SHORT EXERCISE:
Pictures do not belong in the copy. Return all of the entries exactly.

(Figure record listings)
********************
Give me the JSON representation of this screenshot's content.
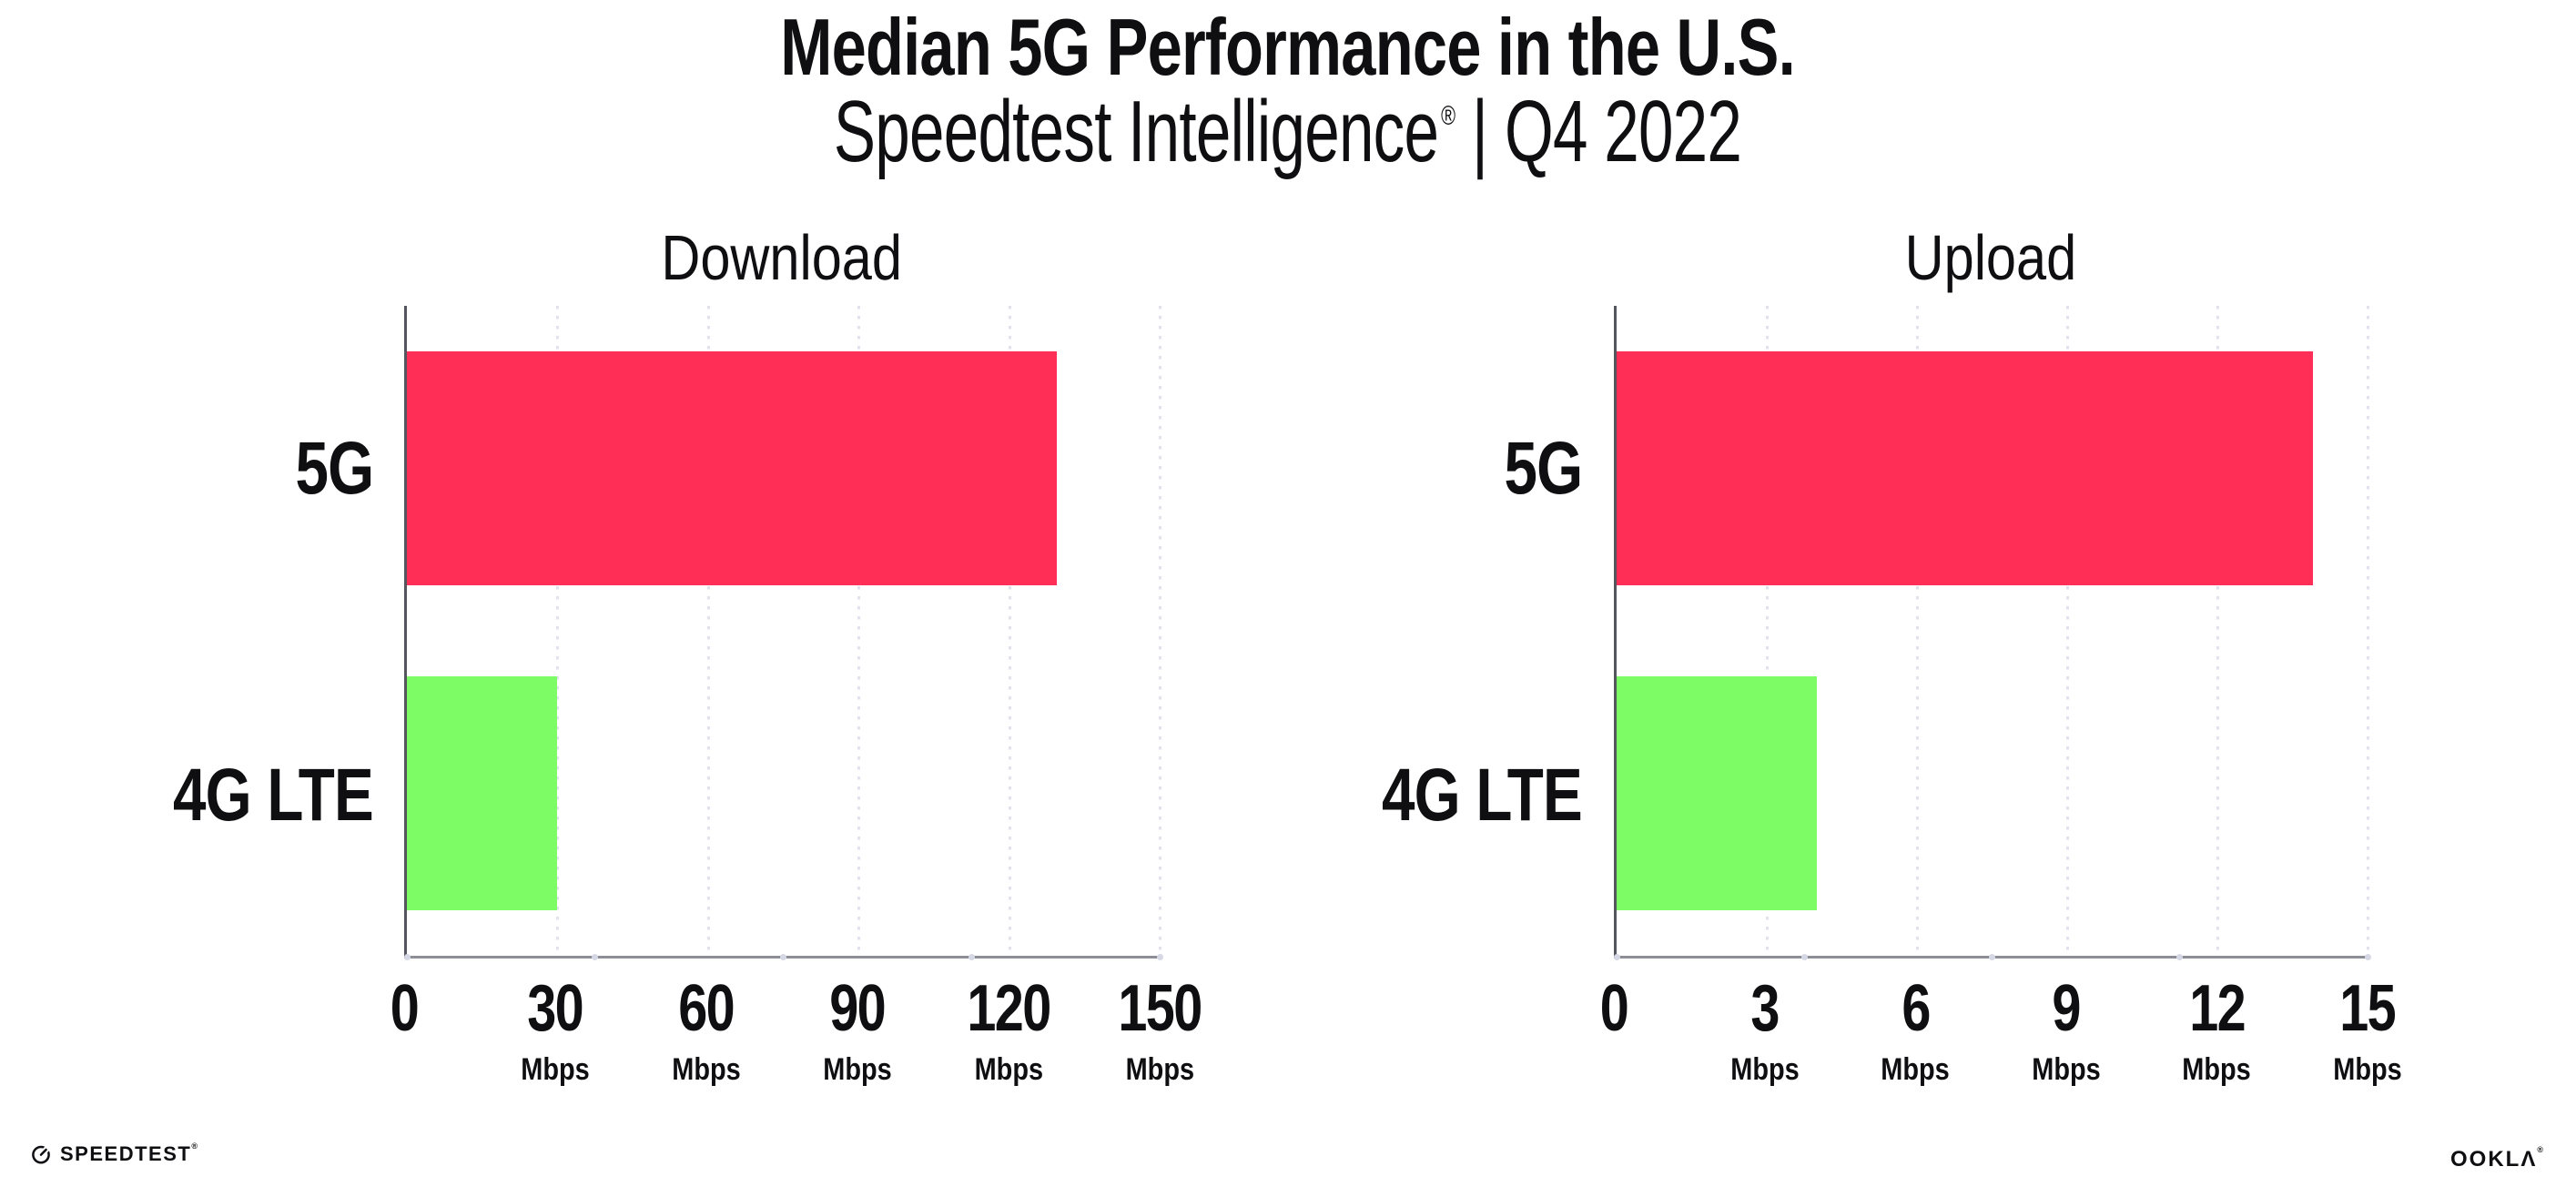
{
  "header": {
    "title": "Median 5G Performance in the U.S.",
    "subtitle": {
      "brand": "Speedtest Intelligence",
      "registered_mark": "®",
      "separator": "|",
      "period": "Q4 2022"
    }
  },
  "chart_data": [
    {
      "type": "bar",
      "orientation": "horizontal",
      "title": "Download",
      "categories": [
        "5G",
        "4G LTE"
      ],
      "values": [
        129.5,
        29.9
      ],
      "value_unit": "Mbps",
      "series_colors": [
        "#FF2E57",
        "#7DFC66"
      ],
      "xlim": [
        0,
        150
      ],
      "xticks": [
        0,
        30,
        60,
        90,
        120,
        150
      ],
      "xtick_unit_label": "Mbps",
      "xtick_unit_on_zero": false,
      "grid": "vertical-dotted",
      "xlabel": "",
      "ylabel": ""
    },
    {
      "type": "bar",
      "orientation": "horizontal",
      "title": "Upload",
      "categories": [
        "5G",
        "4G LTE"
      ],
      "values": [
        13.9,
        4.0
      ],
      "value_unit": "Mbps",
      "series_colors": [
        "#FF2E57",
        "#7DFC66"
      ],
      "xlim": [
        0,
        15
      ],
      "xticks": [
        0,
        3,
        6,
        9,
        12,
        15
      ],
      "xtick_unit_label": "Mbps",
      "xtick_unit_on_zero": false,
      "grid": "vertical-dotted",
      "xlabel": "",
      "ylabel": ""
    }
  ],
  "footer": {
    "speedtest": {
      "label": "SPEEDTEST",
      "mark": "®",
      "icon": "speedtest-gauge-icon"
    },
    "ookla": {
      "label": "OOKLA",
      "stylized": "OOKLΛ",
      "mark": "®"
    }
  },
  "colors": {
    "bar_5g": "#FF2E57",
    "bar_4g_lte": "#7DFC66",
    "gridline": "#E2E2EE",
    "axis_left_spine": "#55555E",
    "axis_bottom_spine": "#8E8E96",
    "axis_quarter_dot": "#D7D8E6",
    "text": "#0F0F12",
    "background": "#FFFFFF"
  }
}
********************
OUTPUT:
Give me the JSON representation of this screenshot's content.
{
  "header": {
    "title": "Median 5G Performance in the U.S.",
    "subtitle": {
      "brand": "Speedtest Intelligence",
      "registered_mark": "®",
      "separator": "|",
      "period": "Q4 2022"
    }
  },
  "chart_data": [
    {
      "type": "bar",
      "orientation": "horizontal",
      "title": "Download",
      "categories": [
        "5G",
        "4G LTE"
      ],
      "values": [
        129.5,
        29.9
      ],
      "value_unit": "Mbps",
      "series_colors": [
        "#FF2E57",
        "#7DFC66"
      ],
      "xlim": [
        0,
        150
      ],
      "xticks": [
        0,
        30,
        60,
        90,
        120,
        150
      ],
      "xtick_unit_label": "Mbps",
      "xtick_unit_on_zero": false,
      "grid": "vertical-dotted",
      "xlabel": "",
      "ylabel": ""
    },
    {
      "type": "bar",
      "orientation": "horizontal",
      "title": "Upload",
      "categories": [
        "5G",
        "4G LTE"
      ],
      "values": [
        13.9,
        4.0
      ],
      "value_unit": "Mbps",
      "series_colors": [
        "#FF2E57",
        "#7DFC66"
      ],
      "xlim": [
        0,
        15
      ],
      "xticks": [
        0,
        3,
        6,
        9,
        12,
        15
      ],
      "xtick_unit_label": "Mbps",
      "xtick_unit_on_zero": false,
      "grid": "vertical-dotted",
      "xlabel": "",
      "ylabel": ""
    }
  ],
  "footer": {
    "speedtest": {
      "label": "SPEEDTEST",
      "mark": "®",
      "icon": "speedtest-gauge-icon"
    },
    "ookla": {
      "label": "OOKLA",
      "stylized": "OOKLΛ",
      "mark": "®"
    }
  },
  "colors": {
    "bar_5g": "#FF2E57",
    "bar_4g_lte": "#7DFC66",
    "gridline": "#E2E2EE",
    "axis_left_spine": "#55555E",
    "axis_bottom_spine": "#8E8E96",
    "axis_quarter_dot": "#D7D8E6",
    "text": "#0F0F12",
    "background": "#FFFFFF"
  }
}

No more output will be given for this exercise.